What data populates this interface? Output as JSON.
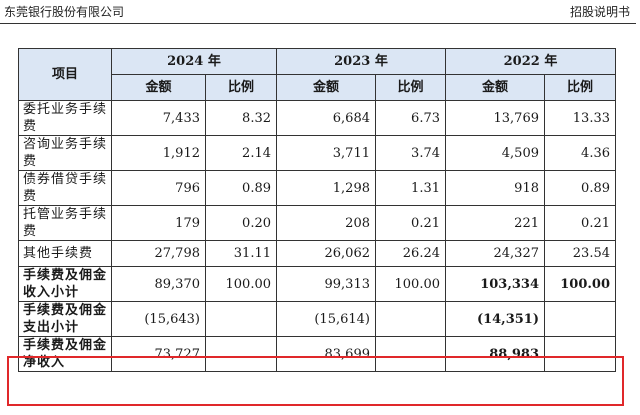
{
  "header": {
    "left": "东莞银行股份有限公司",
    "right": "招股说明书"
  },
  "table": {
    "item_header": "项目",
    "years": [
      "2024 年",
      "2023 年",
      "2022 年"
    ],
    "amount_label": "金额",
    "ratio_label": "比例",
    "rows": [
      {
        "label": "委托业务手续费",
        "v2024": "7,433",
        "r2024": "8.32",
        "v2023": "6,684",
        "r2023": "6.73",
        "v2022": "13,769",
        "r2022": "13.33"
      },
      {
        "label": "咨询业务手续费",
        "v2024": "1,912",
        "r2024": "2.14",
        "v2023": "3,711",
        "r2023": "3.74",
        "v2022": "4,509",
        "r2022": "4.36"
      },
      {
        "label": "债券借贷手续费",
        "v2024": "796",
        "r2024": "0.89",
        "v2023": "1,298",
        "r2023": "1.31",
        "v2022": "918",
        "r2022": "0.89"
      },
      {
        "label": "托管业务手续费",
        "v2024": "179",
        "r2024": "0.20",
        "v2023": "208",
        "r2023": "0.21",
        "v2022": "221",
        "r2022": "0.21"
      },
      {
        "label": "其他手续费",
        "v2024": "27,798",
        "r2024": "31.11",
        "v2023": "26,062",
        "r2023": "26.24",
        "v2022": "24,327",
        "r2022": "23.54"
      },
      {
        "label": "手续费及佣金收入小计",
        "v2024": "89,370",
        "r2024": "100.00",
        "v2023": "99,313",
        "r2023": "100.00",
        "v2022": "103,334",
        "r2022": "100.00"
      },
      {
        "label": "手续费及佣金支出小计",
        "v2024": "(15,643)",
        "r2024": "",
        "v2023": "(15,614)",
        "r2023": "",
        "v2022": "(14,351)",
        "r2022": ""
      },
      {
        "label": "手续费及佣金净收入",
        "v2024": "73,727",
        "r2024": "",
        "v2023": "83,699",
        "r2023": "",
        "v2022": "88,983",
        "r2022": ""
      }
    ]
  },
  "colors": {
    "header_bg": "#dbe6f4",
    "highlight_border": "#e0282a"
  }
}
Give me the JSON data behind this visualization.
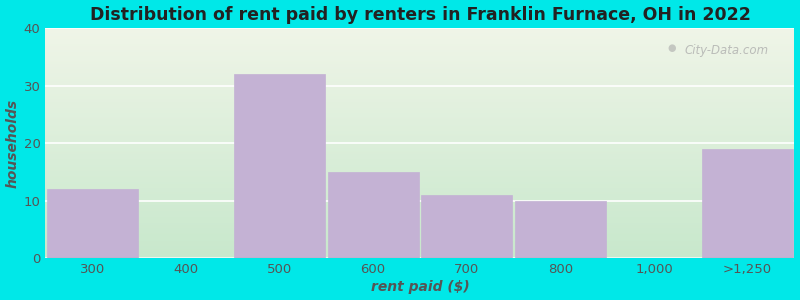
{
  "categories": [
    "300",
    "400",
    "500",
    "600",
    "700",
    "800",
    "1,000",
    ">1,250"
  ],
  "values": [
    12,
    0,
    32,
    15,
    11,
    10,
    0,
    19
  ],
  "bar_color": "#c4b2d4",
  "bar_edge_color": "#c4b2d4",
  "title": "Distribution of rent paid by renters in Franklin Furnace, OH in 2022",
  "xlabel": "rent paid ($)",
  "ylabel": "households",
  "ylim": [
    0,
    40
  ],
  "yticks": [
    0,
    10,
    20,
    30,
    40
  ],
  "bg_color": "#00e8e8",
  "plot_bg_top_color": "#f0f5e8",
  "plot_bg_bottom_color": "#c8e8cc",
  "title_fontsize": 12.5,
  "axis_label_fontsize": 10,
  "tick_fontsize": 9.5,
  "watermark": "City-Data.com",
  "grid_color": "#e0e8d8"
}
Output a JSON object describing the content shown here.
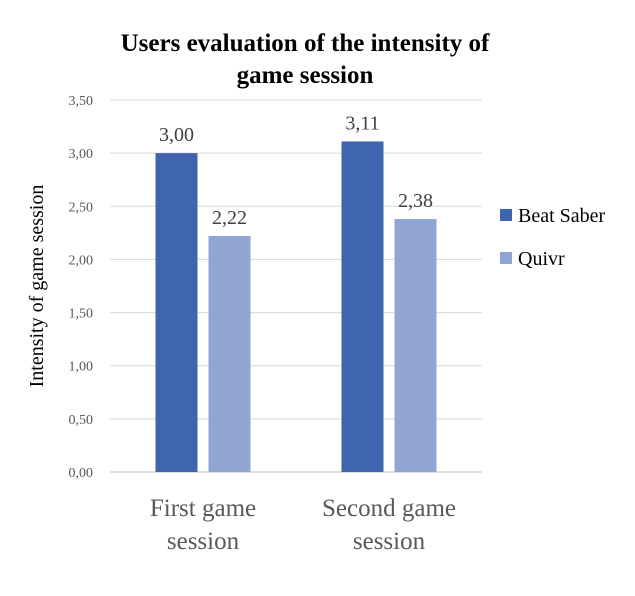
{
  "chart_data": {
    "type": "bar",
    "title_lines": [
      "Users evaluation of the intensity of",
      "game session"
    ],
    "ylabel": "Intensity of game session",
    "xlabel": "",
    "categories": [
      [
        "First game",
        "session"
      ],
      [
        "Second game",
        "session"
      ]
    ],
    "series": [
      {
        "name": "Beat Saber",
        "color": "#3F65AE",
        "values": [
          3.0,
          3.11
        ],
        "labels": [
          "3,00",
          "3,11"
        ]
      },
      {
        "name": "Quivr",
        "color": "#8FA6D5",
        "values": [
          2.22,
          2.38
        ],
        "labels": [
          "2,22",
          "2,38"
        ]
      }
    ],
    "ylim": [
      0,
      3.5
    ],
    "yticks": [
      0,
      0.5,
      1,
      1.5,
      2,
      2.5,
      3,
      3.5
    ],
    "ytick_labels": [
      "0,00",
      "0,50",
      "1,00",
      "1,50",
      "2,00",
      "2,50",
      "3,00",
      "3,50"
    ],
    "grid": true,
    "legend_position": "right"
  }
}
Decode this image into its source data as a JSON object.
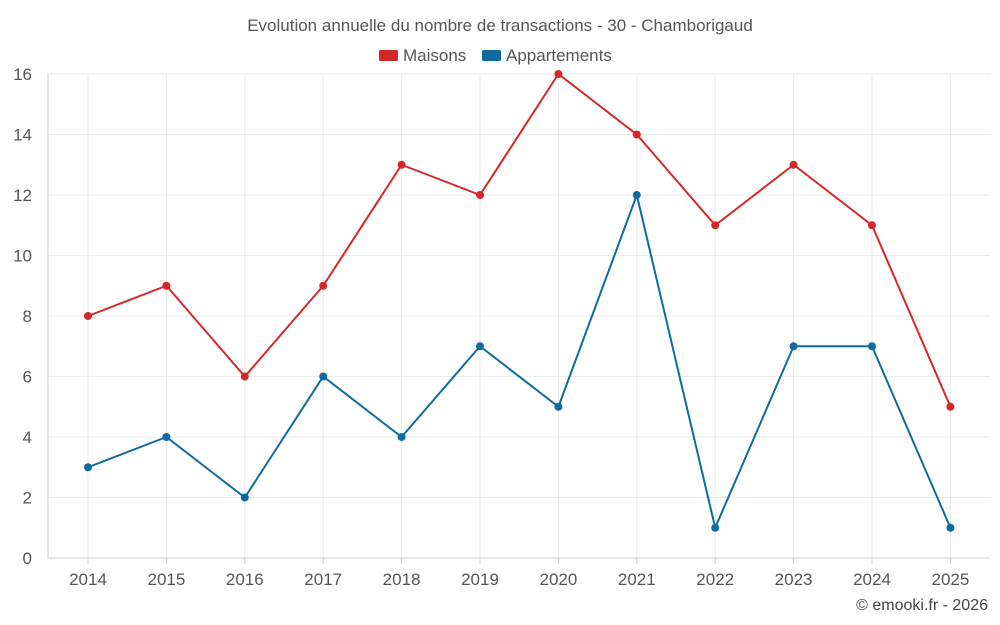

Your goal: Copy every line of the records above that holds the word "this".

Solution:
What data populates this interface? Output as JSON.
Give me the JSON data behind this visualization.
Decode this image into its source data as a JSON object.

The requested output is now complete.